:: Problem to work on ::
Provide the records once more, identical to the original.

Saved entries

****************************************

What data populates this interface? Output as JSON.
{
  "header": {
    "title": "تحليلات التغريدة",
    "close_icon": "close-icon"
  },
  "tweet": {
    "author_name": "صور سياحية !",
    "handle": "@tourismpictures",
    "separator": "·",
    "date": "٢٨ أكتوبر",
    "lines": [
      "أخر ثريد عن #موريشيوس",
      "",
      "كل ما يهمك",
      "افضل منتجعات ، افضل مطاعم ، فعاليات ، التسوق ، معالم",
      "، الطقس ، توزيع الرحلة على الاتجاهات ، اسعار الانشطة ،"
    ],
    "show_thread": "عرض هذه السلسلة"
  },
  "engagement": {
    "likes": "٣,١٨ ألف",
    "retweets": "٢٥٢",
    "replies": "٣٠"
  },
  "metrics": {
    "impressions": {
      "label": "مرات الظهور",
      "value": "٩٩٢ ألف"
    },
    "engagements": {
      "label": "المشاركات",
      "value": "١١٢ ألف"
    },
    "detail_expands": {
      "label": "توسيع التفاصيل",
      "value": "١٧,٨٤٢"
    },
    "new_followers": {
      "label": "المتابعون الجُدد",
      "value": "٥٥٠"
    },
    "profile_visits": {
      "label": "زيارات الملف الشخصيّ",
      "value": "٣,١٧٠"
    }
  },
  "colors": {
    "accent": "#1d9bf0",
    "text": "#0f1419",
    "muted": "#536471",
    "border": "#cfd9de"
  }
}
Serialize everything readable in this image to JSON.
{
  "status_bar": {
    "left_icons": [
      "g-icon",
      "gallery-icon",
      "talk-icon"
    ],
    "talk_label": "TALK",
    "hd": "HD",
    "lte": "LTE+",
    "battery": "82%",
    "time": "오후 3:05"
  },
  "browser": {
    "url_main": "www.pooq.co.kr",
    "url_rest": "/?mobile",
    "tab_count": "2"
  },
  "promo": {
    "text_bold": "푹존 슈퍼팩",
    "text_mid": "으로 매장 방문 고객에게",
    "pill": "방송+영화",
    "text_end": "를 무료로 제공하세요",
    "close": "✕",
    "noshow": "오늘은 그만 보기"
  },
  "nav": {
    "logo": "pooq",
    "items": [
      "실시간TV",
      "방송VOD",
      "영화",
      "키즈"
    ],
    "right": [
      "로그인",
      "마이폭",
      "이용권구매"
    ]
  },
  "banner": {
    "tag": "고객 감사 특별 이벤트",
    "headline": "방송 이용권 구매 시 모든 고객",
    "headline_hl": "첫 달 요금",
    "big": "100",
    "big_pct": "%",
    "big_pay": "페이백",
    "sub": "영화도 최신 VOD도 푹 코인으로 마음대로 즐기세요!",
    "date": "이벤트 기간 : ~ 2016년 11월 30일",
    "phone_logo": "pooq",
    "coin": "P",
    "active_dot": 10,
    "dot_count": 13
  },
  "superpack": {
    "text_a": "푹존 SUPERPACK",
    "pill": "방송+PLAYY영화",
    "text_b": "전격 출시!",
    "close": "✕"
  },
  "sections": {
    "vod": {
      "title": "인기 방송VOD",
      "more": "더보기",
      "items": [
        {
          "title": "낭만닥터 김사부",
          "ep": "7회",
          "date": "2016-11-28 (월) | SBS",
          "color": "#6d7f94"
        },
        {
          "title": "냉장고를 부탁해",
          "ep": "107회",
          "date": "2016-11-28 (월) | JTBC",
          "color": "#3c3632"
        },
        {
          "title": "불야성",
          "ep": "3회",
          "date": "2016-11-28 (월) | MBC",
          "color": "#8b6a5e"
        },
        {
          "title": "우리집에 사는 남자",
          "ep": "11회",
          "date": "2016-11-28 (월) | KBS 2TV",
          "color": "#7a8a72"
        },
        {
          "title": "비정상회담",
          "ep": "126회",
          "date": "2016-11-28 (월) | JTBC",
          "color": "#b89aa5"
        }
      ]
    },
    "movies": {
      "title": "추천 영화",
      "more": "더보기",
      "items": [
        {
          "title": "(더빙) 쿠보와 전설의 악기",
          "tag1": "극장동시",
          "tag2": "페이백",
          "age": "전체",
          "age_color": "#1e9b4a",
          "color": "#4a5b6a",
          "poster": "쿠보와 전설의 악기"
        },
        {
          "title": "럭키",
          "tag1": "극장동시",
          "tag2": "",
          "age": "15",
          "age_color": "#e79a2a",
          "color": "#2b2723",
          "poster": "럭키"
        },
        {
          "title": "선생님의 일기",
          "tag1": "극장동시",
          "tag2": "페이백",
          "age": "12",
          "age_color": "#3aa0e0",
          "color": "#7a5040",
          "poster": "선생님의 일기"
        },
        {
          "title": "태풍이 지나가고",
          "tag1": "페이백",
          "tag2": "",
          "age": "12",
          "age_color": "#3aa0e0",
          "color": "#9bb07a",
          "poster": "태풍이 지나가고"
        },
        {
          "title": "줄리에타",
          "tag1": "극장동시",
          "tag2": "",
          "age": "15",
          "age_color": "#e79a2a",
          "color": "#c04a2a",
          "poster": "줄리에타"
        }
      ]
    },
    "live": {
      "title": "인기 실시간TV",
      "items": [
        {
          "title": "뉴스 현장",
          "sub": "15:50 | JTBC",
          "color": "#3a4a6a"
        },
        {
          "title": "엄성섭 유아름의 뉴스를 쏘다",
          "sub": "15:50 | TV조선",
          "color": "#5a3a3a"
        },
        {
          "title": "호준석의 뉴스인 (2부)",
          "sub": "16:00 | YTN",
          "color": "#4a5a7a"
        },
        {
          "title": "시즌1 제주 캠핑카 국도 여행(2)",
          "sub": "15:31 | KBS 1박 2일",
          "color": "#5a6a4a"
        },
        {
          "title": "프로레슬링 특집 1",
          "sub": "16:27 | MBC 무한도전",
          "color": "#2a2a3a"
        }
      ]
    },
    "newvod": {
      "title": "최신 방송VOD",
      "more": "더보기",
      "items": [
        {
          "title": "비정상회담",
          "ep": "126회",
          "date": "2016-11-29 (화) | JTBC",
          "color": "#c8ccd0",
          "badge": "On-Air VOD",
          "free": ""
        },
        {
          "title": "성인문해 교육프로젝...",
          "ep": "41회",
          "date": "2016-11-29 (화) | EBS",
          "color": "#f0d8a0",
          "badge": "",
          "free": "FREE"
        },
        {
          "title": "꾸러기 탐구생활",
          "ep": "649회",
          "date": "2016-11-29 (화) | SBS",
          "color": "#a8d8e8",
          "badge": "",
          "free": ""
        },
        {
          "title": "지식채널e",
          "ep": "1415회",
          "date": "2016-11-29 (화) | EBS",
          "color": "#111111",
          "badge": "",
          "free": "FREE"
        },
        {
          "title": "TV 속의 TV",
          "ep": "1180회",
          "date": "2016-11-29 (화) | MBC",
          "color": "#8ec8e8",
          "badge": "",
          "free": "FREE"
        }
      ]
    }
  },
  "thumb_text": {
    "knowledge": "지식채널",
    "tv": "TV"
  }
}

****************************************

:: Task result ::
What data populates this interface? Output as JSON.
{
  "header": {
    "title": "تحليلات التغريدة",
    "close_icon": "close-icon"
  },
  "tweet": {
    "author_name": "صور سياحية !",
    "handle": "@tourismpictures",
    "separator": "·",
    "date": "٢٨ أكتوبر",
    "lines": [
      "أخر ثريد عن #موريشيوس",
      "",
      "كل ما يهمك",
      "افضل منتجعات ، افضل مطاعم ، فعاليات ، التسوق ، معالم",
      "، الطقس ، توزيع الرحلة على الاتجاهات ، اسعار الانشطة ،"
    ],
    "show_thread": "عرض هذه السلسلة"
  },
  "engagement": {
    "likes": "٣,١٨ ألف",
    "retweets": "٢٥٢",
    "replies": "٣٠"
  },
  "metrics": {
    "impressions": {
      "label": "مرات الظهور",
      "value": "٩٩٢ ألف"
    },
    "engagements": {
      "label": "المشاركات",
      "value": "١١٢ ألف"
    },
    "detail_expands": {
      "label": "توسيع التفاصيل",
      "value": "١٧,٨٤٢"
    },
    "new_followers": {
      "label": "المتابعون الجُدد",
      "value": "٥٥٠"
    },
    "profile_visits": {
      "label": "زيارات الملف الشخصيّ",
      "value": "٣,١٧٠"
    }
  },
  "colors": {
    "accent": "#1d9bf0",
    "text": "#0f1419",
    "muted": "#536471",
    "border": "#cfd9de"
  }
}
Serialize everything readable in this image to JSON.
{
  "status_bar": {
    "left_icons": [
      "g-icon",
      "gallery-icon",
      "talk-icon"
    ],
    "talk_label": "TALK",
    "hd": "HD",
    "lte": "LTE+",
    "battery": "82%",
    "time": "오후 3:05"
  },
  "browser": {
    "url_main": "www.pooq.co.kr",
    "url_rest": "/?mobile",
    "tab_count": "2"
  },
  "promo": {
    "text_bold": "푹존 슈퍼팩",
    "text_mid": "으로 매장 방문 고객에게",
    "pill": "방송+영화",
    "text_end": "를 무료로 제공하세요",
    "close": "✕",
    "noshow": "오늘은 그만 보기"
  },
  "nav": {
    "logo": "pooq",
    "items": [
      "실시간TV",
      "방송VOD",
      "영화",
      "키즈"
    ],
    "right": [
      "로그인",
      "마이폭",
      "이용권구매"
    ]
  },
  "banner": {
    "tag": "고객 감사 특별 이벤트",
    "headline": "방송 이용권 구매 시 모든 고객",
    "headline_hl": "첫 달 요금",
    "big": "100",
    "big_pct": "%",
    "big_pay": "페이백",
    "sub": "영화도 최신 VOD도 푹 코인으로 마음대로 즐기세요!",
    "date": "이벤트 기간 : ~ 2016년 11월 30일",
    "phone_logo": "pooq",
    "coin": "P",
    "active_dot": 10,
    "dot_count": 13
  },
  "superpack": {
    "text_a": "푹존 SUPERPACK",
    "pill": "방송+PLAYY영화",
    "text_b": "전격 출시!",
    "close": "✕"
  },
  "sections": {
    "vod": {
      "title": "인기 방송VOD",
      "more": "더보기",
      "items": [
        {
          "title": "낭만닥터 김사부",
          "ep": "7회",
          "date": "2016-11-28 (월) | SBS",
          "color": "#6d7f94"
        },
        {
          "title": "냉장고를 부탁해",
          "ep": "107회",
          "date": "2016-11-28 (월) | JTBC",
          "color": "#3c3632"
        },
        {
          "title": "불야성",
          "ep": "3회",
          "date": "2016-11-28 (월) | MBC",
          "color": "#8b6a5e"
        },
        {
          "title": "우리집에 사는 남자",
          "ep": "11회",
          "date": "2016-11-28 (월) | KBS 2TV",
          "color": "#7a8a72"
        },
        {
          "title": "비정상회담",
          "ep": "126회",
          "date": "2016-11-28 (월) | JTBC",
          "color": "#b89aa5"
        }
      ]
    },
    "movies": {
      "title": "추천 영화",
      "more": "더보기",
      "items": [
        {
          "title": "(더빙) 쿠보와 전설의 악기",
          "tag1": "극장동시",
          "tag2": "페이백",
          "age": "전체",
          "age_color": "#1e9b4a",
          "color": "#4a5b6a",
          "poster": "쿠보와 전설의 악기"
        },
        {
          "title": "럭키",
          "tag1": "극장동시",
          "tag2": "",
          "age": "15",
          "age_color": "#e79a2a",
          "color": "#2b2723",
          "poster": "럭키"
        },
        {
          "title": "선생님의 일기",
          "tag1": "극장동시",
          "tag2": "페이백",
          "age": "12",
          "age_color": "#3aa0e0",
          "color": "#7a5040",
          "poster": "선생님의 일기"
        },
        {
          "title": "태풍이 지나가고",
          "tag1": "페이백",
          "tag2": "",
          "age": "12",
          "age_color": "#3aa0e0",
          "color": "#9bb07a",
          "poster": "태풍이 지나가고"
        },
        {
          "title": "줄리에타",
          "tag1": "극장동시",
          "tag2": "",
          "age": "15",
          "age_color": "#e79a2a",
          "color": "#c04a2a",
          "poster": "줄리에타"
        }
      ]
    },
    "live": {
      "title": "인기 실시간TV",
      "items": [
        {
          "title": "뉴스 현장",
          "sub": "15:50 | JTBC",
          "color": "#3a4a6a"
        },
        {
          "title": "엄성섭 유아름의 뉴스를 쏘다",
          "sub": "15:50 | TV조선",
          "color": "#5a3a3a"
        },
        {
          "title": "호준석의 뉴스인 (2부)",
          "sub": "16:00 | YTN",
          "color": "#4a5a7a"
        },
        {
          "title": "시즌1 제주 캠핑카 국도 여행(2)",
          "sub": "15:31 | KBS 1박 2일",
          "color": "#5a6a4a"
        },
        {
          "title": "프로레슬링 특집 1",
          "sub": "16:27 | MBC 무한도전",
          "color": "#2a2a3a"
        }
      ]
    },
    "newvod": {
      "title": "최신 방송VOD",
      "more": "더보기",
      "items": [
        {
          "title": "비정상회담",
          "ep": "126회",
          "date": "2016-11-29 (화) | JTBC",
          "color": "#c8ccd0",
          "badge": "On-Air VOD",
          "free": ""
        },
        {
          "title": "성인문해 교육프로젝...",
          "ep": "41회",
          "date": "2016-11-29 (화) | EBS",
          "color": "#f0d8a0",
          "badge": "",
          "free": "FREE"
        },
        {
          "title": "꾸러기 탐구생활",
          "ep": "649회",
          "date": "2016-11-29 (화) | SBS",
          "color": "#a8d8e8",
          "badge": "",
          "free": ""
        },
        {
          "title": "지식채널e",
          "ep": "1415회",
          "date": "2016-11-29 (화) | EBS",
          "color": "#111111",
          "badge": "",
          "free": "FREE"
        },
        {
          "title": "TV 속의 TV",
          "ep": "1180회",
          "date": "2016-11-29 (화) | MBC",
          "color": "#8ec8e8",
          "badge": "",
          "free": "FREE"
        }
      ]
    }
  },
  "thumb_text": {
    "knowledge": "지식채널",
    "tv": "TV"
  }
}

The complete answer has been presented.